Objective:
Render the material again word for word, skipping the pictures in it.
------------
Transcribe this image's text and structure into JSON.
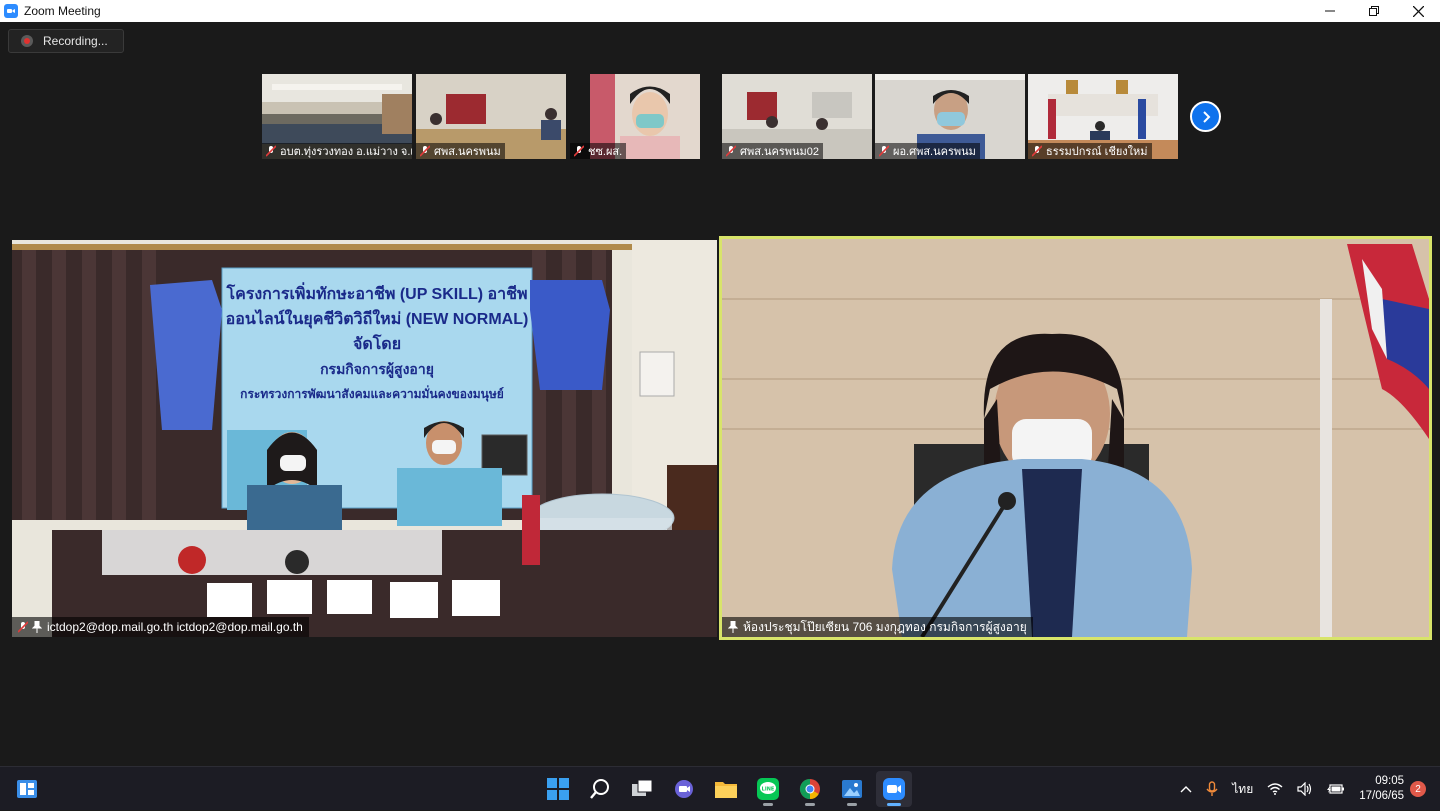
{
  "window": {
    "title": "Zoom Meeting"
  },
  "recording": {
    "label": "Recording..."
  },
  "thumbnails": [
    {
      "name": "อบต.ทุ่งรวงทอง อ.แม่วาง จ.เ..."
    },
    {
      "name": "ศพส.นครพนม"
    },
    {
      "name": "ชซ.ผส."
    },
    {
      "name": "ศพส.นครพนม02"
    },
    {
      "name": "ผอ.ศพส.นครพนม"
    },
    {
      "name": "ธรรมปกรณ์ เชียงใหม่"
    }
  ],
  "left_tile": {
    "name": "ictdop2@dop.mail.go.th ictdop2@dop.mail.go.th",
    "banner": {
      "line1": "โครงการเพิ่มทักษะอาชีพ (UP SKILL) อาชีพ",
      "line2": "ออนไลน์ในยุคชีวิตวิถีใหม่ (NEW NORMAL)",
      "line3": "จัดโดย",
      "line4": "กรมกิจการผู้สูงอายุ",
      "line5": "กระทรวงการพัฒนาสังคมและความมั่นคงของมนุษย์"
    }
  },
  "right_tile": {
    "name": "ห้องประชุมโป๊ยเซียน 706 มงกุฎทอง กรมกิจการผู้สูงอายุ"
  },
  "taskbar": {
    "language": "ไทย",
    "time": "09:05",
    "date": "17/06/65",
    "notification_count": "2"
  },
  "colors": {
    "active_speaker_border": "#d8e46a",
    "zoom_blue": "#2D8CFF",
    "background": "#1a1a1a"
  }
}
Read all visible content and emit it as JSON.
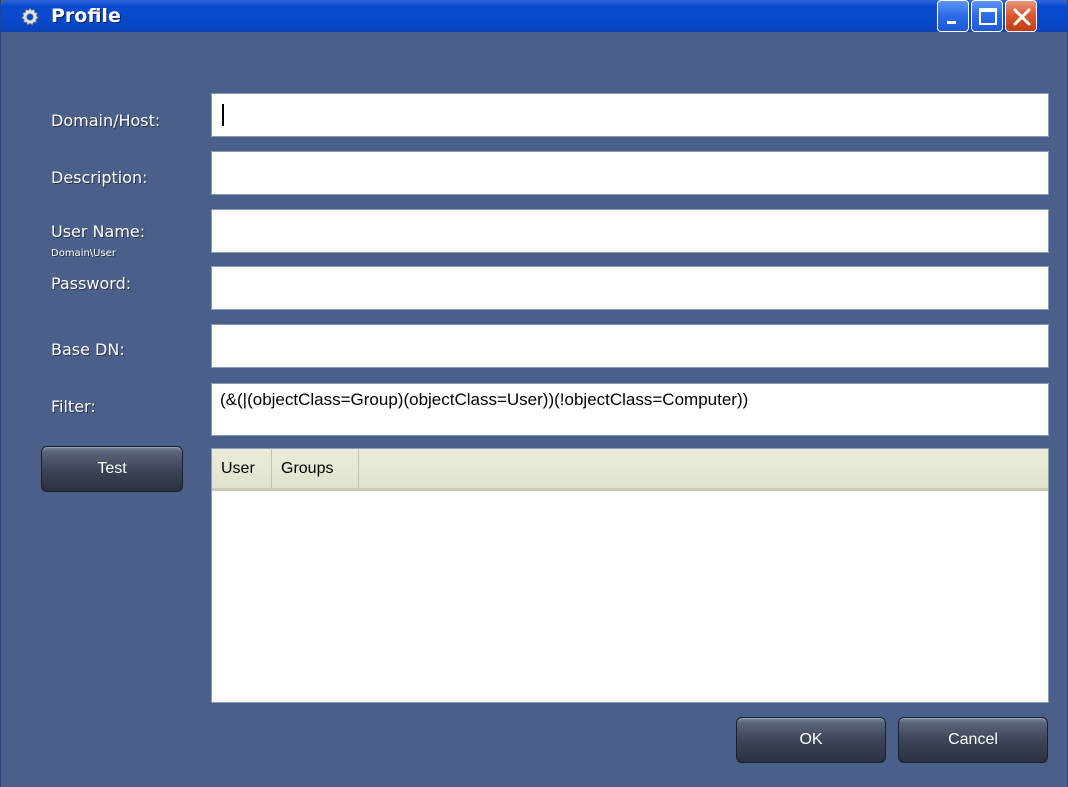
------------
Output of the task:
Transcribe this image's text and structure into JSON.
{
  "window": {
    "title": "Zoom Meeting"
  },
  "recording": {
    "label": "Recording..."
  },
  "thumbnails": [
    {
      "name": "อบต.ทุ่งรวงทอง อ.แม่วาง จ.เ..."
    },
    {
      "name": "ศพส.นครพนม"
    },
    {
      "name": "ชซ.ผส."
    },
    {
      "name": "ศพส.นครพนม02"
    },
    {
      "name": "ผอ.ศพส.นครพนม"
    },
    {
      "name": "ธรรมปกรณ์ เชียงใหม่"
    }
  ],
  "left_tile": {
    "name": "ictdop2@dop.mail.go.th ictdop2@dop.mail.go.th",
    "banner": {
      "line1": "โครงการเพิ่มทักษะอาชีพ (UP SKILL) อาชีพ",
      "line2": "ออนไลน์ในยุคชีวิตวิถีใหม่ (NEW NORMAL)",
      "line3": "จัดโดย",
      "line4": "กรมกิจการผู้สูงอายุ",
      "line5": "กระทรวงการพัฒนาสังคมและความมั่นคงของมนุษย์"
    }
  },
  "right_tile": {
    "name": "ห้องประชุมโป๊ยเซียน 706 มงกุฎทอง กรมกิจการผู้สูงอายุ"
  },
  "taskbar": {
    "language": "ไทย",
    "time": "09:05",
    "date": "17/06/65",
    "notification_count": "2"
  },
  "colors": {
    "active_speaker_border": "#d8e46a",
    "zoom_blue": "#2D8CFF",
    "background": "#1a1a1a"
  }
}
Read all visible content and emit it as JSON.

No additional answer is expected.